Provided records:
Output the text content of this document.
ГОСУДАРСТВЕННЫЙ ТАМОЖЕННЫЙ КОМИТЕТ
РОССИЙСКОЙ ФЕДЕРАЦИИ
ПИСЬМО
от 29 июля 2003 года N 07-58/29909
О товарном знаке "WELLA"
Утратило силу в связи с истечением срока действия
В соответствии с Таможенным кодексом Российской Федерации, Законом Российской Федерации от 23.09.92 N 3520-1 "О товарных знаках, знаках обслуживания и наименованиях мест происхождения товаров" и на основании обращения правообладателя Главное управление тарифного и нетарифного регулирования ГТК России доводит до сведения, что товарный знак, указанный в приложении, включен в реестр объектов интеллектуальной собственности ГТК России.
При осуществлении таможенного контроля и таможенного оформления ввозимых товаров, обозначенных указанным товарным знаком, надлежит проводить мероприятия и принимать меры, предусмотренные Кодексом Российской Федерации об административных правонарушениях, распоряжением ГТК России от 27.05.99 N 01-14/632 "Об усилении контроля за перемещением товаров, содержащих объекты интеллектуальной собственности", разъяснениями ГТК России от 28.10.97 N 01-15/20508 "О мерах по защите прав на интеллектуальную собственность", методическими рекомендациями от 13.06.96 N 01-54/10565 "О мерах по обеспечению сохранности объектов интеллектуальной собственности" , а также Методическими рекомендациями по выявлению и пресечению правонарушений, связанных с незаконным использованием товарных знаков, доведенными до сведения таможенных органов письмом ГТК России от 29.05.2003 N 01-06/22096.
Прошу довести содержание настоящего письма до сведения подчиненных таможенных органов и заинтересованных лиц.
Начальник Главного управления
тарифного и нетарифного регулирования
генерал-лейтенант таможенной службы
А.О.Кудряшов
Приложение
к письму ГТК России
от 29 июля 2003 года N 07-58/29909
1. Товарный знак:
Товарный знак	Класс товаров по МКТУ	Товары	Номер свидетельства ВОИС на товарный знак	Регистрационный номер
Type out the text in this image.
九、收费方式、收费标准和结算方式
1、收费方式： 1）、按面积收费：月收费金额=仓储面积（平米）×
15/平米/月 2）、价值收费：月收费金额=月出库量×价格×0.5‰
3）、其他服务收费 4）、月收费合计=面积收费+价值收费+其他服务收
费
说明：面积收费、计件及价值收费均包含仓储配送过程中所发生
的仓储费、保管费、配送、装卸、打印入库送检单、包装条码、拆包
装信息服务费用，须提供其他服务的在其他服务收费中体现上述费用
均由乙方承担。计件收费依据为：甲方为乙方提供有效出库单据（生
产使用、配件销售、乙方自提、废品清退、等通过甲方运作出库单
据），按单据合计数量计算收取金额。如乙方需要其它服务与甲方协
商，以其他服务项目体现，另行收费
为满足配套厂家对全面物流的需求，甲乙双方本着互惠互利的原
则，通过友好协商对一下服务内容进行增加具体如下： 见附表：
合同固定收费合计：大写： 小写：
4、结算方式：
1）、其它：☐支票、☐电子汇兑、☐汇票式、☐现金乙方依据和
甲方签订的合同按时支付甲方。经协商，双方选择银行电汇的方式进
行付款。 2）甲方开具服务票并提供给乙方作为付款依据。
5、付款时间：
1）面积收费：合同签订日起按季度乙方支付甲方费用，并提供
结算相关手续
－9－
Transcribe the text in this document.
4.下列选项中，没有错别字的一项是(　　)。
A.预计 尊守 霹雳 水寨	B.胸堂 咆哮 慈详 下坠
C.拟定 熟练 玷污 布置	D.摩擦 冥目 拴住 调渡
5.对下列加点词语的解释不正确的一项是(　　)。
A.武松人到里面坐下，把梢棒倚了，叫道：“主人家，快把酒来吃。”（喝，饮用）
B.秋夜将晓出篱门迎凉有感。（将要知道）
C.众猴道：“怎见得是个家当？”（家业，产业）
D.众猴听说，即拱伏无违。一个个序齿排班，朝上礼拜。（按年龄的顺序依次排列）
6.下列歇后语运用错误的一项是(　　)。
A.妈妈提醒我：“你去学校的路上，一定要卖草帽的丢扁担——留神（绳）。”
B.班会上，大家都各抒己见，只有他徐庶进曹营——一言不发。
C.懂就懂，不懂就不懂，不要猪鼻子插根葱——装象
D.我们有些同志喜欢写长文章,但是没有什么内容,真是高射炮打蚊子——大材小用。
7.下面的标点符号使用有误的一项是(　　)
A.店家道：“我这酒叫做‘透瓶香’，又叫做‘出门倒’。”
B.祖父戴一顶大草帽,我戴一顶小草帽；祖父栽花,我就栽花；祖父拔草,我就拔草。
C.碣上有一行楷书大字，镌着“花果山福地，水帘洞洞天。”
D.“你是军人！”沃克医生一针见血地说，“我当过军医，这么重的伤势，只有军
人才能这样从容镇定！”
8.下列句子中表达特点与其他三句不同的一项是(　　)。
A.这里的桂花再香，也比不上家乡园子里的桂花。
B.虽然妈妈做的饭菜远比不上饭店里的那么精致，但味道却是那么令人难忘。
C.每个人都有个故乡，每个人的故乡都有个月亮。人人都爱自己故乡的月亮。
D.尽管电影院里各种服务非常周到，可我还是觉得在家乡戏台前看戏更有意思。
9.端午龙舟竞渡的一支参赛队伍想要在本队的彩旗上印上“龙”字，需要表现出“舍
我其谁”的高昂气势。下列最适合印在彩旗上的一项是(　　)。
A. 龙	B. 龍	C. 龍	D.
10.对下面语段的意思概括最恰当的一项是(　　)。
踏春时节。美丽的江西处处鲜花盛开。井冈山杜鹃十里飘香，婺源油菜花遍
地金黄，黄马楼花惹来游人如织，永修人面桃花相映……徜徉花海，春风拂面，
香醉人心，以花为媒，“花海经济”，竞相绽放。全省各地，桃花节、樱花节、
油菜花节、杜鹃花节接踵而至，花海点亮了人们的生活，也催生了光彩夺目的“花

Goal: Write out the records above again, keeping each one identical to the original.

Solution for this task:
Output the text content of this document.
ГОСУДАРСТВЕННЫЙ ТАМОЖЕННЫЙ КОМИТЕТ
РОССИЙСКОЙ ФЕДЕРАЦИИ
ПИСЬМО
от 29 июля 2003 года N 07-58/29909
О товарном знаке "WELLA"
Утратило силу в связи с истечением срока действия
В соответствии с Таможенным кодексом Российской Федерации, Законом Российской Федерации от 23.09.92 N 3520-1 "О товарных знаках, знаках обслуживания и наименованиях мест происхождения товаров" и на основании обращения правообладателя Главное управление тарифного и нетарифного регулирования ГТК России доводит до сведения, что товарный знак, указанный в приложении, включен в реестр объектов интеллектуальной собственности ГТК России.
При осуществлении таможенного контроля и таможенного оформления ввозимых товаров, обозначенных указанным товарным знаком, надлежит проводить мероприятия и принимать меры, предусмотренные Кодексом Российской Федерации об административных правонарушениях, распоряжением ГТК России от 27.05.99 N 01-14/632 "Об усилении контроля за перемещением товаров, содержащих объекты интеллектуальной собственности", разъяснениями ГТК России от 28.10.97 N 01-15/20508 "О мерах по защите прав на интеллектуальную собственность", методическими рекомендациями от 13.06.96 N 01-54/10565 "О мерах по обеспечению сохранности объектов интеллектуальной собственности" , а также Методическими рекомендациями по выявлению и пресечению правонарушений, связанных с незаконным использованием товарных знаков, доведенными до сведения таможенных органов письмом ГТК России от 29.05.2003 N 01-06/22096.
Прошу довести содержание настоящего письма до сведения подчиненных таможенных органов и заинтересованных лиц.
Начальник Главного управления
тарифного и нетарифного регулирования
генерал-лейтенант таможенной службы
А.О.Кудряшов
Приложение
к письму ГТК России
от 29 июля 2003 года N 07-58/29909
1. Товарный знак:
Товарный знак	Класс товаров по МКТУ	Товары	Номер свидетельства ВОИС на товарный знак	Регистрационный номер
Type out the text in this image.
九、收费方式、收费标准和结算方式
1、收费方式： 1）、按面积收费：月收费金额=仓储面积（平米）×
15/平米/月 2）、价值收费：月收费金额=月出库量×价格×0.5‰
3）、其他服务收费 4）、月收费合计=面积收费+价值收费+其他服务收
费
说明：面积收费、计件及价值收费均包含仓储配送过程中所发生
的仓储费、保管费、配送、装卸、打印入库送检单、包装条码、拆包
装信息服务费用，须提供其他服务的在其他服务收费中体现上述费用
均由乙方承担。计件收费依据为：甲方为乙方提供有效出库单据（生
产使用、配件销售、乙方自提、废品清退、等通过甲方运作出库单
据），按单据合计数量计算收取金额。如乙方需要其它服务与甲方协
商，以其他服务项目体现，另行收费
为满足配套厂家对全面物流的需求，甲乙双方本着互惠互利的原
则，通过友好协商对一下服务内容进行增加具体如下： 见附表：
合同固定收费合计：大写： 小写：
4、结算方式：
1）、其它：☐支票、☐电子汇兑、☐汇票式、☐现金乙方依据和
甲方签订的合同按时支付甲方。经协商，双方选择银行电汇的方式进
行付款。 2）甲方开具服务票并提供给乙方作为付款依据。
5、付款时间：
1）面积收费：合同签订日起按季度乙方支付甲方费用，并提供
结算相关手续
－9－
Transcribe the text in this document.
4.下列选项中，没有错别字的一项是(　　)。
A.预计 尊守 霹雳 水寨	B.胸堂 咆哮 慈详 下坠
C.拟定 熟练 玷污 布置	D.摩擦 冥目 拴住 调渡
5.对下列加点词语的解释不正确的一项是(　　)。
A.武松人到里面坐下，把梢棒倚了，叫道：“主人家，快把酒来吃。”（喝，饮用）
B.秋夜将晓出篱门迎凉有感。（将要知道）
C.众猴道：“怎见得是个家当？”（家业，产业）
D.众猴听说，即拱伏无违。一个个序齿排班，朝上礼拜。（按年龄的顺序依次排列）
6.下列歇后语运用错误的一项是(　　)。
A.妈妈提醒我：“你去学校的路上，一定要卖草帽的丢扁担——留神（绳）。”
B.班会上，大家都各抒己见，只有他徐庶进曹营——一言不发。
C.懂就懂，不懂就不懂，不要猪鼻子插根葱——装象
D.我们有些同志喜欢写长文章,但是没有什么内容,真是高射炮打蚊子——大材小用。
7.下面的标点符号使用有误的一项是(　　)
A.店家道：“我这酒叫做‘透瓶香’，又叫做‘出门倒’。”
B.祖父戴一顶大草帽,我戴一顶小草帽；祖父栽花,我就栽花；祖父拔草,我就拔草。
C.碣上有一行楷书大字，镌着“花果山福地，水帘洞洞天。”
D.“你是军人！”沃克医生一针见血地说，“我当过军医，这么重的伤势，只有军
人才能这样从容镇定！”
8.下列句子中表达特点与其他三句不同的一项是(　　)。
A.这里的桂花再香，也比不上家乡园子里的桂花。
B.虽然妈妈做的饭菜远比不上饭店里的那么精致，但味道却是那么令人难忘。
C.每个人都有个故乡，每个人的故乡都有个月亮。人人都爱自己故乡的月亮。
D.尽管电影院里各种服务非常周到，可我还是觉得在家乡戏台前看戏更有意思。
9.端午龙舟竞渡的一支参赛队伍想要在本队的彩旗上印上“龙”字，需要表现出“舍
我其谁”的高昂气势。下列最适合印在彩旗上的一项是(　　)。
A. 龙	B. 龍	C. 龍	D.
10.对下面语段的意思概括最恰当的一项是(　　)。
踏春时节。美丽的江西处处鲜花盛开。井冈山杜鹃十里飘香，婺源油菜花遍
地金黄，黄马楼花惹来游人如织，永修人面桃花相映……徜徉花海，春风拂面，
香醉人心，以花为媒，“花海经济”，竞相绽放。全省各地，桃花节、樱花节、
油菜花节、杜鹃花节接踵而至，花海点亮了人们的生活，也催生了光彩夺目的“花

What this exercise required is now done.